§ **WHAT IS NEEDED**: Restate the whole of the material. Keep every word, and drop the pictures.
---------- DATASET ENTRIES ----------
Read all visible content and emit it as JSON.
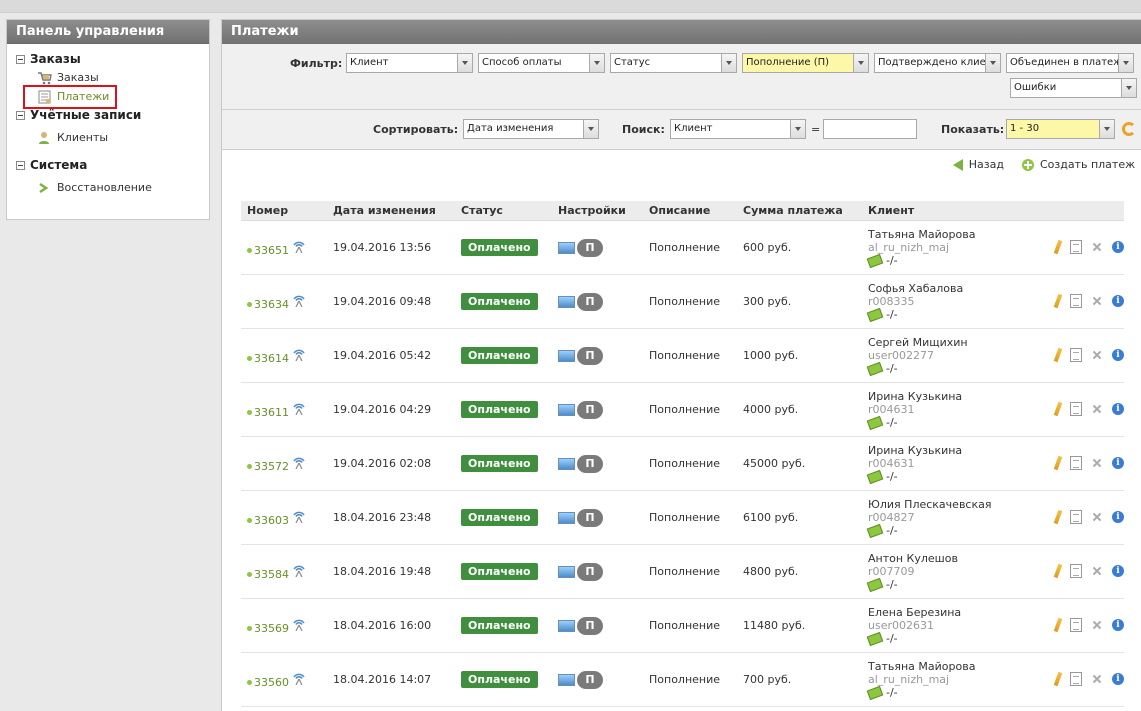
{
  "sidebar": {
    "title": "Панель управления",
    "sections": [
      {
        "label": "Заказы",
        "items": [
          {
            "label": "Заказы"
          },
          {
            "label": "Платежи"
          }
        ]
      },
      {
        "label": "Учётные записи",
        "items": [
          {
            "label": "Клиенты"
          }
        ]
      },
      {
        "label": "Система",
        "items": [
          {
            "label": "Восстановление"
          }
        ]
      }
    ]
  },
  "main": {
    "title": "Платежи",
    "filter": {
      "label": "Фильтр:",
      "client": "Клиент",
      "payment_method": "Способ оплаты",
      "status": "Статус",
      "type": "Пополнение (П)",
      "confirmed": "Подтверждено клиен",
      "combined": "Объединен в платеже",
      "errors": "Ошибки"
    },
    "sort": {
      "label": "Сортировать:",
      "value": "Дата изменения",
      "search_label": "Поиск:",
      "search_field": "Клиент",
      "equals": "=",
      "search_value": "",
      "show_label": "Показать:",
      "show_value": "1 - 30"
    },
    "actions": {
      "back": "Назад",
      "create": "Создать платеж"
    },
    "columns": [
      "Номер",
      "Дата изменения",
      "Статус",
      "Настройки",
      "Описание",
      "Сумма платежа",
      "Клиент"
    ],
    "rows": [
      {
        "num": "33651",
        "date": "19.04.2016 13:56",
        "status": "Оплачено",
        "setting": "П",
        "desc": "Пополнение",
        "sum": "600 руб.",
        "name": "Татьяна Майорова",
        "login": "al_ru_nizh_maj",
        "cash": "-/-"
      },
      {
        "num": "33634",
        "date": "19.04.2016 09:48",
        "status": "Оплачено",
        "setting": "П",
        "desc": "Пополнение",
        "sum": "300 руб.",
        "name": "Софья Хабалова",
        "login": "r008335",
        "cash": "-/-"
      },
      {
        "num": "33614",
        "date": "19.04.2016 05:42",
        "status": "Оплачено",
        "setting": "П",
        "desc": "Пополнение",
        "sum": "1000 руб.",
        "name": "Сергей Мищихин",
        "login": "user002277",
        "cash": "-/-"
      },
      {
        "num": "33611",
        "date": "19.04.2016 04:29",
        "status": "Оплачено",
        "setting": "П",
        "desc": "Пополнение",
        "sum": "4000 руб.",
        "name": "Ирина Кузькина",
        "login": "r004631",
        "cash": "-/-"
      },
      {
        "num": "33572",
        "date": "19.04.2016 02:08",
        "status": "Оплачено",
        "setting": "П",
        "desc": "Пополнение",
        "sum": "45000 руб.",
        "name": "Ирина Кузькина",
        "login": "r004631",
        "cash": "-/-"
      },
      {
        "num": "33603",
        "date": "18.04.2016 23:48",
        "status": "Оплачено",
        "setting": "П",
        "desc": "Пополнение",
        "sum": "6100 руб.",
        "name": "Юлия Плескачевская",
        "login": "r004827",
        "cash": "-/-"
      },
      {
        "num": "33584",
        "date": "18.04.2016 19:48",
        "status": "Оплачено",
        "setting": "П",
        "desc": "Пополнение",
        "sum": "4800 руб.",
        "name": "Антон Кулешов",
        "login": "r007709",
        "cash": "-/-"
      },
      {
        "num": "33569",
        "date": "18.04.2016 16:00",
        "status": "Оплачено",
        "setting": "П",
        "desc": "Пополнение",
        "sum": "11480 руб.",
        "name": "Елена Березина",
        "login": "user002631",
        "cash": "-/-"
      },
      {
        "num": "33560",
        "date": "18.04.2016 14:07",
        "status": "Оплачено",
        "setting": "П",
        "desc": "Пополнение",
        "sum": "700 руб.",
        "name": "Татьяна Майорова",
        "login": "al_ru_nizh_maj",
        "cash": "-/-"
      }
    ]
  },
  "colors": {
    "accent_green": "#6a8f2a",
    "status_green": "#3f8f3f",
    "highlight_yellow": "#fdf7a8",
    "selection_red": "#e0101a"
  }
}
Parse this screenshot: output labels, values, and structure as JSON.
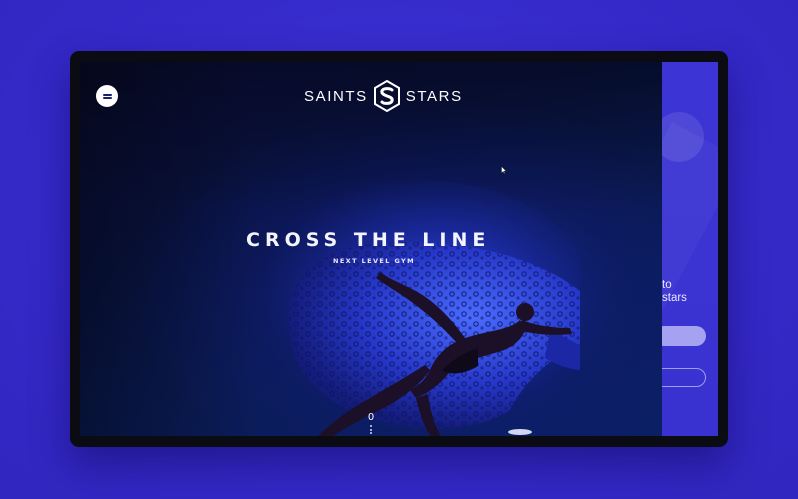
{
  "header": {
    "logo_left": "SAINTS",
    "logo_right": "STARS"
  },
  "hero": {
    "title": "CROSS THE LINE",
    "subtitle": "NEXT LEVEL GYM"
  },
  "scroll": {
    "number": "0"
  },
  "side_panel": {
    "text_line1": "to",
    "text_line2": "stars"
  },
  "icons": {
    "menu": "menu-icon",
    "logo": "saints-stars-s-logo-icon",
    "avatar": "user-avatar-icon",
    "cursor": "mouse-cursor-icon"
  },
  "colors": {
    "background": "#3a30d0",
    "device_frame": "#0b0b14",
    "hero_dark": "#0a0d3a",
    "accent_blue": "#2f3fe0",
    "panel": "#3c34d4",
    "text": "#ffffff"
  }
}
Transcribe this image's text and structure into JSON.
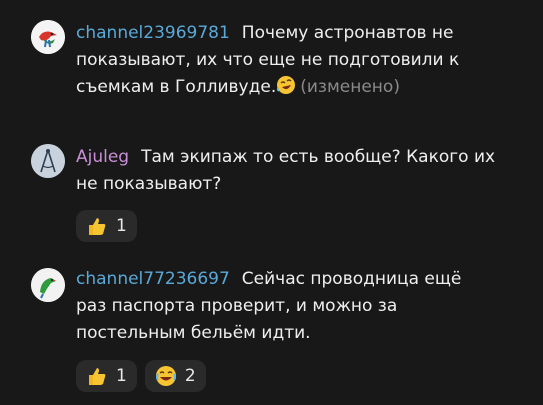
{
  "messages": [
    {
      "author": "channel23969781",
      "author_color": "#5aa9d8",
      "text": "Почему астронавтов не показывают, их что еще не подготовили к съемкам в Голливуде.",
      "inline_emoji": "rolling-on-floor-laughing",
      "edited_label": "(изменено)",
      "reactions": []
    },
    {
      "author": "Ajuleg",
      "author_color": "#c98fd6",
      "text": "Там экипаж то есть вообще? Какого их не показывают?",
      "reactions": [
        {
          "emoji": "thumbs-up",
          "count": "1"
        }
      ]
    },
    {
      "author": "channel77236697",
      "author_color": "#5aa9d8",
      "text": "Сейчас проводница ещё раз паспорта проверит, и можно за постельным бельём идти.",
      "reactions": [
        {
          "emoji": "thumbs-up",
          "count": "1"
        },
        {
          "emoji": "face-with-tears-of-joy",
          "count": "2"
        }
      ]
    }
  ]
}
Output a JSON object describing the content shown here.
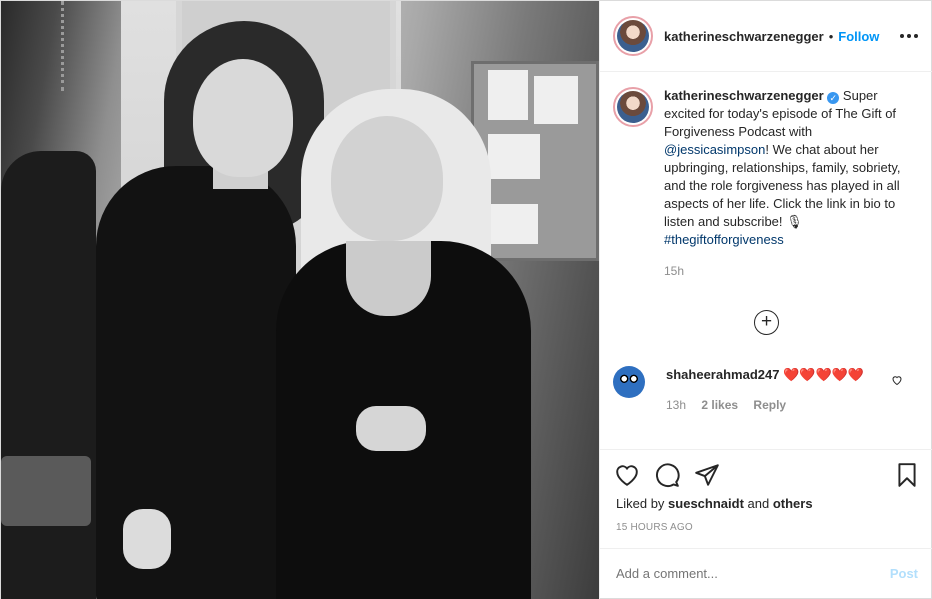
{
  "header": {
    "username": "katherineschwarzenegger",
    "separator": "•",
    "follow_label": "Follow"
  },
  "caption": {
    "username": "katherineschwarzenegger",
    "verified_symbol": "✓",
    "text_before_mention": " Super excited for today's episode of The Gift of Forgiveness Podcast with ",
    "mention": "@jessicasimpson",
    "text_after_mention": "! We chat about her upbringing, relationships, family, sobriety, and the role forgiveness has played in all aspects of her life. Click the link in bio to listen and subscribe! ",
    "mic_emoji": "🎙",
    "hashtag": "#thegiftofforgiveness",
    "time": "15h"
  },
  "load_more_symbol": "+",
  "comment": {
    "username": "shaheerahmad247",
    "hearts": "❤️❤️❤️❤️❤️",
    "time": "13h",
    "likes": "2 likes",
    "reply": "Reply"
  },
  "actions": {
    "liked_prefix": "Liked by ",
    "liked_user": "sueschnaidt",
    "liked_and": " and ",
    "liked_others": "others",
    "time_ago": "15 HOURS AGO"
  },
  "add_comment": {
    "placeholder": "Add a comment...",
    "post_label": "Post"
  },
  "colors": {
    "accent": "#0095f6",
    "link": "#00376b",
    "muted": "#8e8e8e",
    "verified": "#3897f0"
  }
}
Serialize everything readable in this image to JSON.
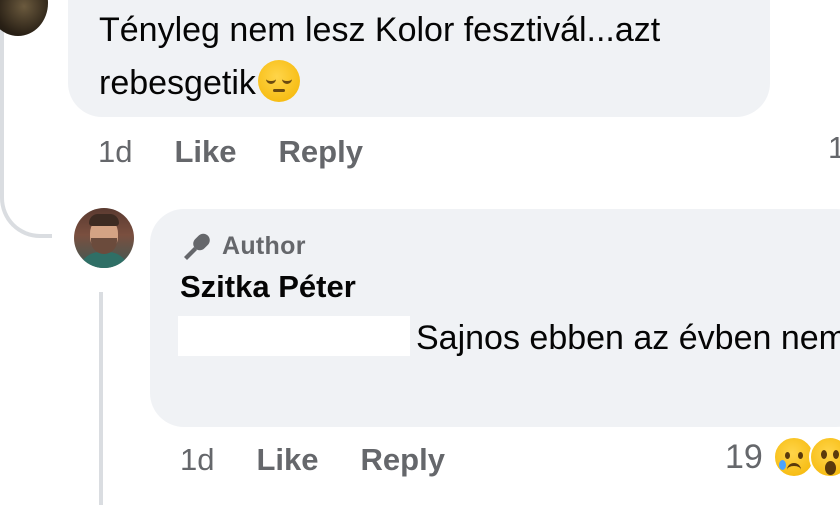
{
  "parent_comment": {
    "text": "Tényleg nem lesz Kolor fesztivál...azt rebesgetik",
    "emoji": "pensive-face",
    "time": "1d",
    "like_label": "Like",
    "reply_label": "Reply",
    "partial_count": "1"
  },
  "reply_comment": {
    "badge": "Author",
    "badge_icon": "microphone-icon",
    "author_name": "Szitka Péter",
    "text": "Sajnos ebben az évben nem.",
    "time": "1d",
    "like_label": "Like",
    "reply_label": "Reply",
    "reaction_count": "19",
    "reactions": [
      "sad-face",
      "wow-face"
    ]
  },
  "colors": {
    "bubble": "#f0f2f5",
    "meta_text": "#65676b",
    "text": "#050505",
    "thread_line": "#dadde1"
  }
}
----------
§ **WRITTEN RESPONSE**:
Read all visible content and emit it as JSON.
{
  "sidebar": {
    "title": "Панель управления",
    "sections": [
      {
        "label": "Заказы",
        "items": [
          {
            "label": "Заказы"
          },
          {
            "label": "Платежи"
          }
        ]
      },
      {
        "label": "Учётные записи",
        "items": [
          {
            "label": "Клиенты"
          }
        ]
      },
      {
        "label": "Система",
        "items": [
          {
            "label": "Восстановление"
          }
        ]
      }
    ]
  },
  "main": {
    "title": "Платежи",
    "filter": {
      "label": "Фильтр:",
      "client": "Клиент",
      "payment_method": "Способ оплаты",
      "status": "Статус",
      "type": "Пополнение (П)",
      "confirmed": "Подтверждено клиен",
      "combined": "Объединен в платеже",
      "errors": "Ошибки"
    },
    "sort": {
      "label": "Сортировать:",
      "value": "Дата изменения",
      "search_label": "Поиск:",
      "search_field": "Клиент",
      "equals": "=",
      "search_value": "",
      "show_label": "Показать:",
      "show_value": "1 - 30"
    },
    "actions": {
      "back": "Назад",
      "create": "Создать платеж"
    },
    "columns": [
      "Номер",
      "Дата изменения",
      "Статус",
      "Настройки",
      "Описание",
      "Сумма платежа",
      "Клиент"
    ],
    "rows": [
      {
        "num": "33651",
        "date": "19.04.2016 13:56",
        "status": "Оплачено",
        "setting": "П",
        "desc": "Пополнение",
        "sum": "600 руб.",
        "name": "Татьяна Майорова",
        "login": "al_ru_nizh_maj",
        "cash": "-/-"
      },
      {
        "num": "33634",
        "date": "19.04.2016 09:48",
        "status": "Оплачено",
        "setting": "П",
        "desc": "Пополнение",
        "sum": "300 руб.",
        "name": "Софья Хабалова",
        "login": "r008335",
        "cash": "-/-"
      },
      {
        "num": "33614",
        "date": "19.04.2016 05:42",
        "status": "Оплачено",
        "setting": "П",
        "desc": "Пополнение",
        "sum": "1000 руб.",
        "name": "Сергей Мищихин",
        "login": "user002277",
        "cash": "-/-"
      },
      {
        "num": "33611",
        "date": "19.04.2016 04:29",
        "status": "Оплачено",
        "setting": "П",
        "desc": "Пополнение",
        "sum": "4000 руб.",
        "name": "Ирина Кузькина",
        "login": "r004631",
        "cash": "-/-"
      },
      {
        "num": "33572",
        "date": "19.04.2016 02:08",
        "status": "Оплачено",
        "setting": "П",
        "desc": "Пополнение",
        "sum": "45000 руб.",
        "name": "Ирина Кузькина",
        "login": "r004631",
        "cash": "-/-"
      },
      {
        "num": "33603",
        "date": "18.04.2016 23:48",
        "status": "Оплачено",
        "setting": "П",
        "desc": "Пополнение",
        "sum": "6100 руб.",
        "name": "Юлия Плескачевская",
        "login": "r004827",
        "cash": "-/-"
      },
      {
        "num": "33584",
        "date": "18.04.2016 19:48",
        "status": "Оплачено",
        "setting": "П",
        "desc": "Пополнение",
        "sum": "4800 руб.",
        "name": "Антон Кулешов",
        "login": "r007709",
        "cash": "-/-"
      },
      {
        "num": "33569",
        "date": "18.04.2016 16:00",
        "status": "Оплачено",
        "setting": "П",
        "desc": "Пополнение",
        "sum": "11480 руб.",
        "name": "Елена Березина",
        "login": "user002631",
        "cash": "-/-"
      },
      {
        "num": "33560",
        "date": "18.04.2016 14:07",
        "status": "Оплачено",
        "setting": "П",
        "desc": "Пополнение",
        "sum": "700 руб.",
        "name": "Татьяна Майорова",
        "login": "al_ru_nizh_maj",
        "cash": "-/-"
      }
    ]
  },
  "colors": {
    "accent_green": "#6a8f2a",
    "status_green": "#3f8f3f",
    "highlight_yellow": "#fdf7a8",
    "selection_red": "#e0101a"
  }
}
Parse this screenshot: output labels, values, and structure as JSON.
{
  "header": {
    "logo_left": "SAINTS",
    "logo_right": "STARS"
  },
  "hero": {
    "title": "CROSS THE LINE",
    "subtitle": "NEXT LEVEL GYM"
  },
  "scroll": {
    "number": "0"
  },
  "side_panel": {
    "text_line1": "to",
    "text_line2": "stars"
  },
  "icons": {
    "menu": "menu-icon",
    "logo": "saints-stars-s-logo-icon",
    "avatar": "user-avatar-icon",
    "cursor": "mouse-cursor-icon"
  },
  "colors": {
    "background": "#3a30d0",
    "device_frame": "#0b0b14",
    "hero_dark": "#0a0d3a",
    "accent_blue": "#2f3fe0",
    "panel": "#3c34d4",
    "text": "#ffffff"
  }
}
Transcribe this image's text and structure into JSON.
{
  "messages": [
    {
      "author": "channel23969781",
      "author_color": "#5aa9d8",
      "text": "Почему астронавтов не показывают, их что еще не подготовили к съемкам в Голливуде.",
      "inline_emoji": "rolling-on-floor-laughing",
      "edited_label": "(изменено)",
      "reactions": []
    },
    {
      "author": "Ajuleg",
      "author_color": "#c98fd6",
      "text": "Там экипаж то есть вообще? Какого их не показывают?",
      "reactions": [
        {
          "emoji": "thumbs-up",
          "count": "1"
        }
      ]
    },
    {
      "author": "channel77236697",
      "author_color": "#5aa9d8",
      "text": "Сейчас проводница ещё раз паспорта проверит, и можно за постельным бельём идти.",
      "reactions": [
        {
          "emoji": "thumbs-up",
          "count": "1"
        },
        {
          "emoji": "face-with-tears-of-joy",
          "count": "2"
        }
      ]
    }
  ]
}
Output a JSON object describing the content shown here.
{
  "header": {
    "username": "katherineschwarzenegger",
    "separator": "•",
    "follow_label": "Follow"
  },
  "caption": {
    "username": "katherineschwarzenegger",
    "verified_symbol": "✓",
    "text_before_mention": " Super excited for today's episode of The Gift of Forgiveness Podcast with ",
    "mention": "@jessicasimpson",
    "text_after_mention": "! We chat about her upbringing, relationships, family, sobriety, and the role forgiveness has played in all aspects of her life. Click the link in bio to listen and subscribe! ",
    "mic_emoji": "🎙",
    "hashtag": "#thegiftofforgiveness",
    "time": "15h"
  },
  "load_more_symbol": "+",
  "comment": {
    "username": "shaheerahmad247",
    "hearts": "❤️❤️❤️❤️❤️",
    "time": "13h",
    "likes": "2 likes",
    "reply": "Reply"
  },
  "actions": {
    "liked_prefix": "Liked by ",
    "liked_user": "sueschnaidt",
    "liked_and": " and ",
    "liked_others": "others",
    "time_ago": "15 HOURS AGO"
  },
  "add_comment": {
    "placeholder": "Add a comment...",
    "post_label": "Post"
  },
  "colors": {
    "accent": "#0095f6",
    "link": "#00376b",
    "muted": "#8e8e8e",
    "verified": "#3897f0"
  }
}
Serialize everything readable in this image to JSON.
{
  "parent_comment": {
    "text": "Tényleg nem lesz Kolor fesztivál...azt rebesgetik",
    "emoji": "pensive-face",
    "time": "1d",
    "like_label": "Like",
    "reply_label": "Reply",
    "partial_count": "1"
  },
  "reply_comment": {
    "badge": "Author",
    "badge_icon": "microphone-icon",
    "author_name": "Szitka Péter",
    "text": "Sajnos ebben az évben nem.",
    "time": "1d",
    "like_label": "Like",
    "reply_label": "Reply",
    "reaction_count": "19",
    "reactions": [
      "sad-face",
      "wow-face"
    ]
  },
  "colors": {
    "bubble": "#f0f2f5",
    "meta_text": "#65676b",
    "text": "#050505",
    "thread_line": "#dadde1"
  }
}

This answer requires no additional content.